(Figure collection entries)
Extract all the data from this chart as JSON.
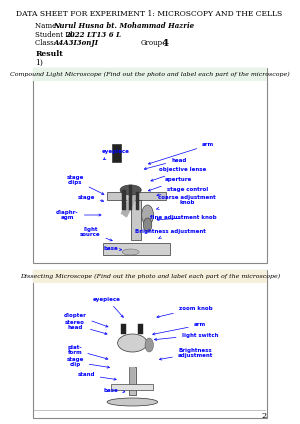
{
  "title": "DATA SHEET FOR EXPERIMENT 1: MICROSCOPY AND THE CELLS",
  "name_label": "Name:",
  "name_value": "Nurul Husna bt. Mohammad Hazrie",
  "student_label": "Student Id:",
  "student_value": "2022 LT13 6 L",
  "class_label": "Class:",
  "class_value": "A4A3I3onJI",
  "group_label": "Group:",
  "group_value": "4",
  "result_label": "Result",
  "item1": "1)",
  "box1_title": "Compound Light Microscope (Find out the photo and label each part of the microscope)",
  "box2_title": "Dissecting Microscope (Find out the photo and label each part of the microscope)",
  "page_number": "2",
  "bg_color": "#ffffff",
  "box1_header_color": "#e8f4e8",
  "box2_header_color": "#f5f0dc",
  "box_border_color": "#888888",
  "text_color_blue": "#0000ff",
  "text_color_black": "#000000"
}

[WORK INSTRUCTION]
A complete answer gives every line of the data that includes "Microscope".

[YOUR RESPONSE]
  "box1_title": "Compound Light Microscope (Find out the photo and label each part of the microscope)",
  "box2_title": "Dissecting Microscope (Find out the photo and label each part of the microscope)",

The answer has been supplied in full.